| Work instructions |
Locate the line that contains "Parse this screenshot: output". Print it and every subsequent line through the final line of the records, exactly and only those.

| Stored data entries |

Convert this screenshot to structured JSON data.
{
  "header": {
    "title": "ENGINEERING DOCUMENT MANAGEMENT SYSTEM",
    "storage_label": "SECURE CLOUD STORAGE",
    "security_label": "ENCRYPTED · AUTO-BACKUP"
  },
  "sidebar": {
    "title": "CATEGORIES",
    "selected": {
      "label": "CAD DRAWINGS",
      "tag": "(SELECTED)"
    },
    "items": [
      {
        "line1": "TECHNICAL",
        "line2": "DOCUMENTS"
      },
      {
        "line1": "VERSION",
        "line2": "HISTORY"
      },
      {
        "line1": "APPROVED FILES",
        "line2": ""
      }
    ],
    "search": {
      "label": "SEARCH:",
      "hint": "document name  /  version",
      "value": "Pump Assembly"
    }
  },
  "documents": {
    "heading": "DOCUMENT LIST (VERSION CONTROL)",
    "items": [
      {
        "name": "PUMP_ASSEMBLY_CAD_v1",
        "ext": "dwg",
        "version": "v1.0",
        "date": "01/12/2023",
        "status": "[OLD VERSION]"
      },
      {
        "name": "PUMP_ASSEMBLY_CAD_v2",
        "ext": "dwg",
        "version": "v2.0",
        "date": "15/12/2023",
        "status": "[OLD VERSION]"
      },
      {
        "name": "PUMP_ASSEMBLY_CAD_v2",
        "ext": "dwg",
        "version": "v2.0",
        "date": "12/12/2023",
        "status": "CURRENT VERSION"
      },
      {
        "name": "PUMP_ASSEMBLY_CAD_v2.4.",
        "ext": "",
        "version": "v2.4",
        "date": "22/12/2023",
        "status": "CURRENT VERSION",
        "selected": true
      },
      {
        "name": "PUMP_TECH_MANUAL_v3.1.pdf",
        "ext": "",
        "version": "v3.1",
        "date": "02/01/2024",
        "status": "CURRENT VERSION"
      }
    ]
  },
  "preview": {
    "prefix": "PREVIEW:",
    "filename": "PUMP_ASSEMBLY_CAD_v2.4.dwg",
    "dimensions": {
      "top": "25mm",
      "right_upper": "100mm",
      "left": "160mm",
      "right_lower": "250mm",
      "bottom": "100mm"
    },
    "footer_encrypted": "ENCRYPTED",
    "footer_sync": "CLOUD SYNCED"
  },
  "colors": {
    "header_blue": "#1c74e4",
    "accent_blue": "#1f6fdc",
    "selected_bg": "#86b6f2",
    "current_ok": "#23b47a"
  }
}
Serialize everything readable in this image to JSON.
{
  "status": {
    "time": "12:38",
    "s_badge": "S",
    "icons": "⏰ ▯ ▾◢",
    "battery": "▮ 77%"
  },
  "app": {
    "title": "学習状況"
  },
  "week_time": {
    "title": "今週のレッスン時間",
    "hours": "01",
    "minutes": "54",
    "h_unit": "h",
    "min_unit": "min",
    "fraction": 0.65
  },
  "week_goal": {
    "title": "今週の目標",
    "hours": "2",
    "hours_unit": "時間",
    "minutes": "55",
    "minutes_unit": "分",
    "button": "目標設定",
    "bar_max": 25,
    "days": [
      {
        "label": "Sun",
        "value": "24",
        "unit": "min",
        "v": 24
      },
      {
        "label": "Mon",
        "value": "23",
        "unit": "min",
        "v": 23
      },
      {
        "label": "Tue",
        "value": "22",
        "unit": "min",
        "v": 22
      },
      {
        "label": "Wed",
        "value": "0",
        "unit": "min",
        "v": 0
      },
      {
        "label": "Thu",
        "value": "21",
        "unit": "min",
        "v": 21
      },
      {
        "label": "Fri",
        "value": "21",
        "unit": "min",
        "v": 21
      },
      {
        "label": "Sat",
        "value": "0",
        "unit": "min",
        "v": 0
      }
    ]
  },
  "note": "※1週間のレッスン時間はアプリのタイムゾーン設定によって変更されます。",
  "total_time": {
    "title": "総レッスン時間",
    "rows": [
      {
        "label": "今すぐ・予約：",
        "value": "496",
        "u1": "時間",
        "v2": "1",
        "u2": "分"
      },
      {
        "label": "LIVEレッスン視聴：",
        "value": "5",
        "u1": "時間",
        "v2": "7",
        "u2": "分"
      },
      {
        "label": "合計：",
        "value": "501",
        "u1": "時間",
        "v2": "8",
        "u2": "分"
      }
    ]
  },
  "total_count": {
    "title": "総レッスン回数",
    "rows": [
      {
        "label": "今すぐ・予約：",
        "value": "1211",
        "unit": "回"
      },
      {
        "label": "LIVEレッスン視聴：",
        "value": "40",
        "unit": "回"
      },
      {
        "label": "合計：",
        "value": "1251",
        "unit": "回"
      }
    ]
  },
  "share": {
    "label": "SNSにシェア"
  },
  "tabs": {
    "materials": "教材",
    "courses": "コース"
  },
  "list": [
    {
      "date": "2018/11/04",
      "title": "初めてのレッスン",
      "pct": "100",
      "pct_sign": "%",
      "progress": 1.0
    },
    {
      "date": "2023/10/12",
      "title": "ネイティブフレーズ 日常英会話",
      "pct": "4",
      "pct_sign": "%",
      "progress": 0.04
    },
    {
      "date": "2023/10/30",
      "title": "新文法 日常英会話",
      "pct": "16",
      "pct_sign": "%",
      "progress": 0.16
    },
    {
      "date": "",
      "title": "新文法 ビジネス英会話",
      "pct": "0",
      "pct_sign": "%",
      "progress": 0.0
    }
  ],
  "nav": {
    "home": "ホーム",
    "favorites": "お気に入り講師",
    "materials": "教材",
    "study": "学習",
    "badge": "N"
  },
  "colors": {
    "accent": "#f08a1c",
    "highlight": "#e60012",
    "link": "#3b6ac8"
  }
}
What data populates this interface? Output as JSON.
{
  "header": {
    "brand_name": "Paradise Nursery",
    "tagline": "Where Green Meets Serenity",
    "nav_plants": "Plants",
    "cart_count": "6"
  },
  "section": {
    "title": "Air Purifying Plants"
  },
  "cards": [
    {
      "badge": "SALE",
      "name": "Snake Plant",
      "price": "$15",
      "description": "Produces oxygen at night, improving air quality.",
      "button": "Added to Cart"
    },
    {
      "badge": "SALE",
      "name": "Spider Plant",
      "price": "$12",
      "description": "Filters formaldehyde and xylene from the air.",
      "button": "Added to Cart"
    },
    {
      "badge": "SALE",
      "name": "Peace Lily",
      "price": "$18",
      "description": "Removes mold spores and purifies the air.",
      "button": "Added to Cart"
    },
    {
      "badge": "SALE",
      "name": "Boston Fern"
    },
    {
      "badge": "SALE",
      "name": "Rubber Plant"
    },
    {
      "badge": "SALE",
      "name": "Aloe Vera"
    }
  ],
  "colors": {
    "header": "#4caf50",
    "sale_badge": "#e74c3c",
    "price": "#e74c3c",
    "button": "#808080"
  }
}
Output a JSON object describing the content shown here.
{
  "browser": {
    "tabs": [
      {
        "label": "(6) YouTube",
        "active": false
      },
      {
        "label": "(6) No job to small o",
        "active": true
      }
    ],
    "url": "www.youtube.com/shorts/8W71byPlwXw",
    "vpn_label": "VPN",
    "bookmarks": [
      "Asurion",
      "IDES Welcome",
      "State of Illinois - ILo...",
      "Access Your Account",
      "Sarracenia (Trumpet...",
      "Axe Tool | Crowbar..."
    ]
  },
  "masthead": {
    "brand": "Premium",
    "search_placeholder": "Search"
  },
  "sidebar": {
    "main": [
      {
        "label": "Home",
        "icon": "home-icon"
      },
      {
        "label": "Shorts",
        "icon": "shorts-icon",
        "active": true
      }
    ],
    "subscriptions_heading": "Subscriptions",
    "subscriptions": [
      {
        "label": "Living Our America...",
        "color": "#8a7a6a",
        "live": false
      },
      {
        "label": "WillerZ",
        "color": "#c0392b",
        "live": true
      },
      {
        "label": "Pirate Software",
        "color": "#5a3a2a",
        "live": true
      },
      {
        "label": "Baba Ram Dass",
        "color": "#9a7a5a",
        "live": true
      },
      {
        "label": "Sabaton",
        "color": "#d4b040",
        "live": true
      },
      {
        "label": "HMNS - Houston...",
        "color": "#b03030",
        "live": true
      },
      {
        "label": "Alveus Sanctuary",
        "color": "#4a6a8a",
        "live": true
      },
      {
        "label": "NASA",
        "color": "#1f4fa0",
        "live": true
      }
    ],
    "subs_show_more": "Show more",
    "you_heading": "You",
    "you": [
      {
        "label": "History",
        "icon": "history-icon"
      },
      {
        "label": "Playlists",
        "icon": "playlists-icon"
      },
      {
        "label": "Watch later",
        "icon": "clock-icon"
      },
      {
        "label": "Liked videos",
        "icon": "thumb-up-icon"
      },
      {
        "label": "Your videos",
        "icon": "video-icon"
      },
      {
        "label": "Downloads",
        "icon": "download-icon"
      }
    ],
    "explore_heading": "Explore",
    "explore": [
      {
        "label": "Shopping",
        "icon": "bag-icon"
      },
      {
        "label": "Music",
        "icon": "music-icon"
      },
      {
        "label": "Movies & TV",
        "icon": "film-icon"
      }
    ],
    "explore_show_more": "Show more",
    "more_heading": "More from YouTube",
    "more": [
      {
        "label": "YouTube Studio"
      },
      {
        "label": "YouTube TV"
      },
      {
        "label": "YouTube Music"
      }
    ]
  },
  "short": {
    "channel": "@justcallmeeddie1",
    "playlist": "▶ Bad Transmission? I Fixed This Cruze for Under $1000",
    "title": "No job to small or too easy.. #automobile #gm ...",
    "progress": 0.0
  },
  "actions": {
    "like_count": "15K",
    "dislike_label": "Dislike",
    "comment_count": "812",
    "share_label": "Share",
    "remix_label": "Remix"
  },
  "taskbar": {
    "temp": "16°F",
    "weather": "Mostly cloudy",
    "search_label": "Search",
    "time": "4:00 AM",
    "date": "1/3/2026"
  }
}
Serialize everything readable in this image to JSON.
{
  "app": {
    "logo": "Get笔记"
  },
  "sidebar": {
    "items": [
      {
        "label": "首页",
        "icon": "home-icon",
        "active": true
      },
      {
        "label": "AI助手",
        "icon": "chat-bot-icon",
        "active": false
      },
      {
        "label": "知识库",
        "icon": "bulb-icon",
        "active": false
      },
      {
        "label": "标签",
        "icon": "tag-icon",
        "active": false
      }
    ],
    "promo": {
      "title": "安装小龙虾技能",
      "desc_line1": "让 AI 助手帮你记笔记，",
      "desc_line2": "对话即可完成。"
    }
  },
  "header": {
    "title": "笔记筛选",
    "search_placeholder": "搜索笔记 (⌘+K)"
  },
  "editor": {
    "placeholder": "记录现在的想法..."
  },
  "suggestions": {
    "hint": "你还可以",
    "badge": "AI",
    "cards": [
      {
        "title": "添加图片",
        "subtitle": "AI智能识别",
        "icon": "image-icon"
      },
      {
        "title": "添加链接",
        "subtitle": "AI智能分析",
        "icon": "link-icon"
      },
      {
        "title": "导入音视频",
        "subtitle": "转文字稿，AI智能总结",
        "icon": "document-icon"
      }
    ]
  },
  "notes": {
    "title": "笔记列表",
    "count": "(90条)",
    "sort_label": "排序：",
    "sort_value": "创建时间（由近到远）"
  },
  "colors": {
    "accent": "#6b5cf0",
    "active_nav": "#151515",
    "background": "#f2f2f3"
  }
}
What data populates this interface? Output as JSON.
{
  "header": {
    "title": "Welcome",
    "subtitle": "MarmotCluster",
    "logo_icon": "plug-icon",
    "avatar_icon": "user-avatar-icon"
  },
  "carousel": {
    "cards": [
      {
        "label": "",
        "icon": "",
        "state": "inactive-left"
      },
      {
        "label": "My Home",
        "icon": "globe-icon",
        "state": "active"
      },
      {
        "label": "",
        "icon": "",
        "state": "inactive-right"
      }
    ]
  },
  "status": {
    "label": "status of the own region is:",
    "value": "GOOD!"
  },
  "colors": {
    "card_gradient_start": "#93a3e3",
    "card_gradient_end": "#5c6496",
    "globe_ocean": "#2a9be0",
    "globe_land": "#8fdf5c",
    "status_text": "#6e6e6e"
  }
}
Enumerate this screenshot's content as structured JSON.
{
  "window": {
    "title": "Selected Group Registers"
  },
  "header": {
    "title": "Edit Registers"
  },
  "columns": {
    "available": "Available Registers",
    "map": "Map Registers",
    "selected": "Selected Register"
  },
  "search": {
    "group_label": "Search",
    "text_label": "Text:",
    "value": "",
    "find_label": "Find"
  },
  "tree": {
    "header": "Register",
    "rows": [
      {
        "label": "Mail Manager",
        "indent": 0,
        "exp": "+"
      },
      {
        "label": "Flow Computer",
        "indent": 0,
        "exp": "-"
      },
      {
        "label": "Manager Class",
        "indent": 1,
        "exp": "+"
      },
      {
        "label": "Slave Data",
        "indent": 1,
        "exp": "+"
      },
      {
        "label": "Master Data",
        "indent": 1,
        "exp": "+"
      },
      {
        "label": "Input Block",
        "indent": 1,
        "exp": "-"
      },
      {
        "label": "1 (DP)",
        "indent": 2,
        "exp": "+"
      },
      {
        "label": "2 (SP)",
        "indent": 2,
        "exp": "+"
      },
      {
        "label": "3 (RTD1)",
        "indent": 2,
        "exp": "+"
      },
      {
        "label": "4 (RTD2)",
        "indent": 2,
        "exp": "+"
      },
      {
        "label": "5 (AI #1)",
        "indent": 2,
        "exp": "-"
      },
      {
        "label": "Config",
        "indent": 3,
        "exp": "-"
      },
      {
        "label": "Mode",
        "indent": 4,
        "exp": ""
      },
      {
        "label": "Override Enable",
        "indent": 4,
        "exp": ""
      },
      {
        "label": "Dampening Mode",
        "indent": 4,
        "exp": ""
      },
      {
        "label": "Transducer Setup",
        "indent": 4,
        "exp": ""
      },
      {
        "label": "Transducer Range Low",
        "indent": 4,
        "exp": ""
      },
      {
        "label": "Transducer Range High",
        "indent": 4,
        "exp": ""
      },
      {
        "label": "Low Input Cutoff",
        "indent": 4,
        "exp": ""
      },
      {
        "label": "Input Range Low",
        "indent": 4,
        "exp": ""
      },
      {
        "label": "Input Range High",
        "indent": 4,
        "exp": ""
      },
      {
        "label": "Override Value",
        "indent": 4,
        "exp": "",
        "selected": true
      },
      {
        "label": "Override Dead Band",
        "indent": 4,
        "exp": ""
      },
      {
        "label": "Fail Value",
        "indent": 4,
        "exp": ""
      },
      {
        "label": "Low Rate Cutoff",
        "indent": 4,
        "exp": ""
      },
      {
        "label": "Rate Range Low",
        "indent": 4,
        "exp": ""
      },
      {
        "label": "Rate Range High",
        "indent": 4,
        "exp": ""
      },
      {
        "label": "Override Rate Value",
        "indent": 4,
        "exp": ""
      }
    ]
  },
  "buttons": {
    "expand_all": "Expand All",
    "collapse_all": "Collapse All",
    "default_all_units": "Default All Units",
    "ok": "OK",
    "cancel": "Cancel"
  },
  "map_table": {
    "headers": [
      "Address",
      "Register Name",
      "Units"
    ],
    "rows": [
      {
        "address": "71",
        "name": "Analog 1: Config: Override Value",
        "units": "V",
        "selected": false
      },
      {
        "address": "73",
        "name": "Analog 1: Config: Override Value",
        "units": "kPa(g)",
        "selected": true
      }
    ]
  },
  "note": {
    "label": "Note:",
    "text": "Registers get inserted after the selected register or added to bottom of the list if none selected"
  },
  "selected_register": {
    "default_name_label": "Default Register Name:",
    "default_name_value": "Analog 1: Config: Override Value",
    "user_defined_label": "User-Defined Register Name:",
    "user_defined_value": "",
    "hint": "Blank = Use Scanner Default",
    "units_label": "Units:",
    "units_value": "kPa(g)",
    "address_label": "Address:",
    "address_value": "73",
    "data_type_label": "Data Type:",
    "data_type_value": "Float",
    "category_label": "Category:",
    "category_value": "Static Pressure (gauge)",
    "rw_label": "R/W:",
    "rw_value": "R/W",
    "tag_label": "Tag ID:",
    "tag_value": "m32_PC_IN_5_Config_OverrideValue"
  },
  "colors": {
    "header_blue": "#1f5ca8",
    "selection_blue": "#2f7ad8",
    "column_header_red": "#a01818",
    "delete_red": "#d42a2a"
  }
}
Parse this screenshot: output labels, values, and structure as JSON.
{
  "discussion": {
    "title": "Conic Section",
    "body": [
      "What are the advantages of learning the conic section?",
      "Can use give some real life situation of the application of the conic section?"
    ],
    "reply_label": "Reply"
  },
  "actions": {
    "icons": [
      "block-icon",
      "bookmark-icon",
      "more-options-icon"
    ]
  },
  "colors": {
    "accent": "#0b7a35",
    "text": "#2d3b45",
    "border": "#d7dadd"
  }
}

| Written solution |
Parse this screenshot: output labels, values, and structure as JSON.
{
  "discussion": {
    "title": "Conic Section",
    "body": [
      "What are the advantages of learning the conic section?",
      "Can use give some real life situation of the application of the conic section?"
    ],
    "reply_label": "Reply"
  },
  "actions": {
    "icons": [
      "block-icon",
      "bookmark-icon",
      "more-options-icon"
    ]
  },
  "colors": {
    "accent": "#0b7a35",
    "text": "#2d3b45",
    "border": "#d7dadd"
  }
}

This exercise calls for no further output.